▶ _Goal of the exercise_: Transcribe the material verbatim in full; the pictures do not belong in the copy.

▶ _Record set_:
----

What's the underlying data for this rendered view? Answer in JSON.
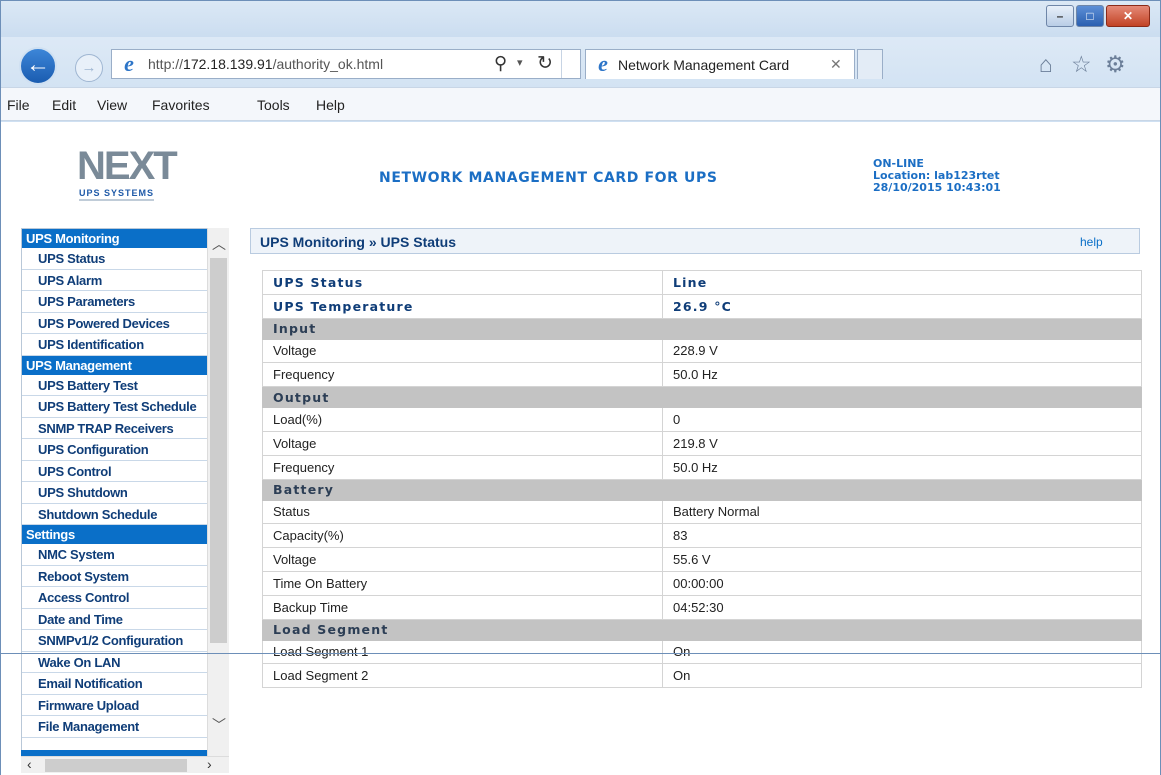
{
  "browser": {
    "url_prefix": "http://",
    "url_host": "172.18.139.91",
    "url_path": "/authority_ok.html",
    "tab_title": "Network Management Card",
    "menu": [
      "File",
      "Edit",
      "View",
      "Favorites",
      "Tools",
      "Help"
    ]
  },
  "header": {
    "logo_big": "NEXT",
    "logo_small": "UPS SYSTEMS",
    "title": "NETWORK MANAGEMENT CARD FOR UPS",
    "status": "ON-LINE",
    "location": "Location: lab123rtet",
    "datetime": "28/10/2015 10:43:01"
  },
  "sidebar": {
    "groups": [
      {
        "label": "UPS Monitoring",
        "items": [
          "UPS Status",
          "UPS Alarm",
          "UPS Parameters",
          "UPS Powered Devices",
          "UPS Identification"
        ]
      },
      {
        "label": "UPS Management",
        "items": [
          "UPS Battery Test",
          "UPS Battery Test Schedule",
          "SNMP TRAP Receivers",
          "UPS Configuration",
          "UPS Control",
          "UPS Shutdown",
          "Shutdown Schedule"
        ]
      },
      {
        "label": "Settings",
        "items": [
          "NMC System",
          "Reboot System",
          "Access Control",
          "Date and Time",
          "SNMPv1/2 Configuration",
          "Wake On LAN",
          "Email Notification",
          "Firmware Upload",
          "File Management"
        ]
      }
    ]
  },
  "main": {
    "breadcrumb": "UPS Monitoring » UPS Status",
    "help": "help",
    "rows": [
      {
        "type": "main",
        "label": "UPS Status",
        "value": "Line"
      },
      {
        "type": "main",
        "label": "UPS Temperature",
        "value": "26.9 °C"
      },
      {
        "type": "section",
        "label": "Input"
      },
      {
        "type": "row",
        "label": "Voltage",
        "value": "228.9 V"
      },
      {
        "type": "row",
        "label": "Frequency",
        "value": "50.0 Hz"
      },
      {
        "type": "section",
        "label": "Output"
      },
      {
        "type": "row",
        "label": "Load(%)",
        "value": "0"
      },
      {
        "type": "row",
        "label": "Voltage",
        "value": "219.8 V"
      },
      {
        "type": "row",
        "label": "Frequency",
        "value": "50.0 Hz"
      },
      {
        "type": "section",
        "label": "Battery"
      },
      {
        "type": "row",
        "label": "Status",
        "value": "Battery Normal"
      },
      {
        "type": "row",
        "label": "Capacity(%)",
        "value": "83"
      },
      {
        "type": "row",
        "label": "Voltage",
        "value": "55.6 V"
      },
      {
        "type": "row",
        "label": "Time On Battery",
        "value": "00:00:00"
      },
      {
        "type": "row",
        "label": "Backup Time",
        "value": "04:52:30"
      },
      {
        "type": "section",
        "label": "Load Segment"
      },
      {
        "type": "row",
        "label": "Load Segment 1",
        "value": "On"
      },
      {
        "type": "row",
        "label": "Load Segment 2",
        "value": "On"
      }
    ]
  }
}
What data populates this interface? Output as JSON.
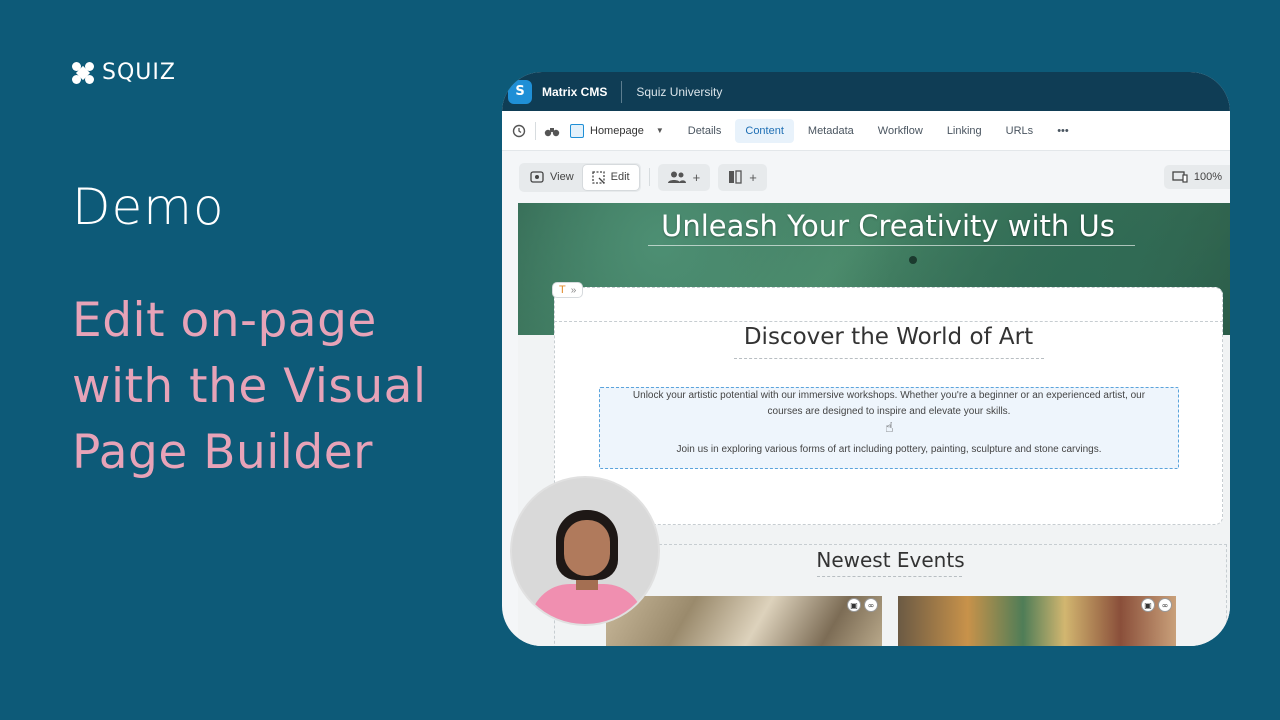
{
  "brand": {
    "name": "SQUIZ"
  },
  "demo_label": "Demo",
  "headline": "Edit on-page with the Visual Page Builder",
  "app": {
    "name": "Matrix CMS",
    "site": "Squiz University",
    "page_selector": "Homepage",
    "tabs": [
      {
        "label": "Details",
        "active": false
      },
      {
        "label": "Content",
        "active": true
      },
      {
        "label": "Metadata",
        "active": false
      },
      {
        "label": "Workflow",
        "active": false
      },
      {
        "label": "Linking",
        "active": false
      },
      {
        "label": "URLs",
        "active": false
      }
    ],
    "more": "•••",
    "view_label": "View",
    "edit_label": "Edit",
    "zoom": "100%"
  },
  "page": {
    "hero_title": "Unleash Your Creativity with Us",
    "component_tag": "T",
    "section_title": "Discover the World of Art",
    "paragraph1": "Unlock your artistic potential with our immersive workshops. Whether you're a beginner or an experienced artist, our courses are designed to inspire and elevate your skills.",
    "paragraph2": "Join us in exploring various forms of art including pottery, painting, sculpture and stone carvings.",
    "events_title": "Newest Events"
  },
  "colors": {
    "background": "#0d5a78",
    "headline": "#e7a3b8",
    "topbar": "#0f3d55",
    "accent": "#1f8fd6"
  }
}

----

▶ _Response_:
What's the underlying data for this rendered view? Answer in JSON.
{
  "browser": {
    "url_prefix": "http://",
    "url_host": "172.18.139.91",
    "url_path": "/authority_ok.html",
    "tab_title": "Network Management Card",
    "menu": [
      "File",
      "Edit",
      "View",
      "Favorites",
      "Tools",
      "Help"
    ]
  },
  "header": {
    "logo_big": "NEXT",
    "logo_small": "UPS SYSTEMS",
    "title": "NETWORK MANAGEMENT CARD FOR UPS",
    "status": "ON-LINE",
    "location": "Location: lab123rtet",
    "datetime": "28/10/2015 10:43:01"
  },
  "sidebar": {
    "groups": [
      {
        "label": "UPS Monitoring",
        "items": [
          "UPS Status",
          "UPS Alarm",
          "UPS Parameters",
          "UPS Powered Devices",
          "UPS Identification"
        ]
      },
      {
        "label": "UPS Management",
        "items": [
          "UPS Battery Test",
          "UPS Battery Test Schedule",
          "SNMP TRAP Receivers",
          "UPS Configuration",
          "UPS Control",
          "UPS Shutdown",
          "Shutdown Schedule"
        ]
      },
      {
        "label": "Settings",
        "items": [
          "NMC System",
          "Reboot System",
          "Access Control",
          "Date and Time",
          "SNMPv1/2 Configuration",
          "Wake On LAN",
          "Email Notification",
          "Firmware Upload",
          "File Management"
        ]
      }
    ]
  },
  "main": {
    "breadcrumb": "UPS Monitoring » UPS Status",
    "help": "help",
    "rows": [
      {
        "type": "main",
        "label": "UPS Status",
        "value": "Line"
      },
      {
        "type": "main",
        "label": "UPS Temperature",
        "value": "26.9 °C"
      },
      {
        "type": "section",
        "label": "Input"
      },
      {
        "type": "row",
        "label": "Voltage",
        "value": "228.9 V"
      },
      {
        "type": "row",
        "label": "Frequency",
        "value": "50.0 Hz"
      },
      {
        "type": "section",
        "label": "Output"
      },
      {
        "type": "row",
        "label": "Load(%)",
        "value": "0"
      },
      {
        "type": "row",
        "label": "Voltage",
        "value": "219.8 V"
      },
      {
        "type": "row",
        "label": "Frequency",
        "value": "50.0 Hz"
      },
      {
        "type": "section",
        "label": "Battery"
      },
      {
        "type": "row",
        "label": "Status",
        "value": "Battery Normal"
      },
      {
        "type": "row",
        "label": "Capacity(%)",
        "value": "83"
      },
      {
        "type": "row",
        "label": "Voltage",
        "value": "55.6 V"
      },
      {
        "type": "row",
        "label": "Time On Battery",
        "value": "00:00:00"
      },
      {
        "type": "row",
        "label": "Backup Time",
        "value": "04:52:30"
      },
      {
        "type": "section",
        "label": "Load Segment"
      },
      {
        "type": "row",
        "label": "Load Segment 1",
        "value": "On"
      },
      {
        "type": "row",
        "label": "Load Segment 2",
        "value": "On"
      }
    ]
  }
}
What data populates this interface? Output as JSON.
{
  "brand": {
    "name": "SQUIZ"
  },
  "demo_label": "Demo",
  "headline": "Edit on-page with the Visual Page Builder",
  "app": {
    "name": "Matrix CMS",
    "site": "Squiz University",
    "page_selector": "Homepage",
    "tabs": [
      {
        "label": "Details",
        "active": false
      },
      {
        "label": "Content",
        "active": true
      },
      {
        "label": "Metadata",
        "active": false
      },
      {
        "label": "Workflow",
        "active": false
      },
      {
        "label": "Linking",
        "active": false
      },
      {
        "label": "URLs",
        "active": false
      }
    ],
    "more": "•••",
    "view_label": "View",
    "edit_label": "Edit",
    "zoom": "100%"
  },
  "page": {
    "hero_title": "Unleash Your Creativity with Us",
    "component_tag": "T",
    "section_title": "Discover the World of Art",
    "paragraph1": "Unlock your artistic potential with our immersive workshops. Whether you're a beginner or an experienced artist, our courses are designed to inspire and elevate your skills.",
    "paragraph2": "Join us in exploring various forms of art including pottery, painting, sculpture and stone carvings.",
    "events_title": "Newest Events"
  },
  "colors": {
    "background": "#0d5a78",
    "headline": "#e7a3b8",
    "topbar": "#0f3d55",
    "accent": "#1f8fd6"
  }
}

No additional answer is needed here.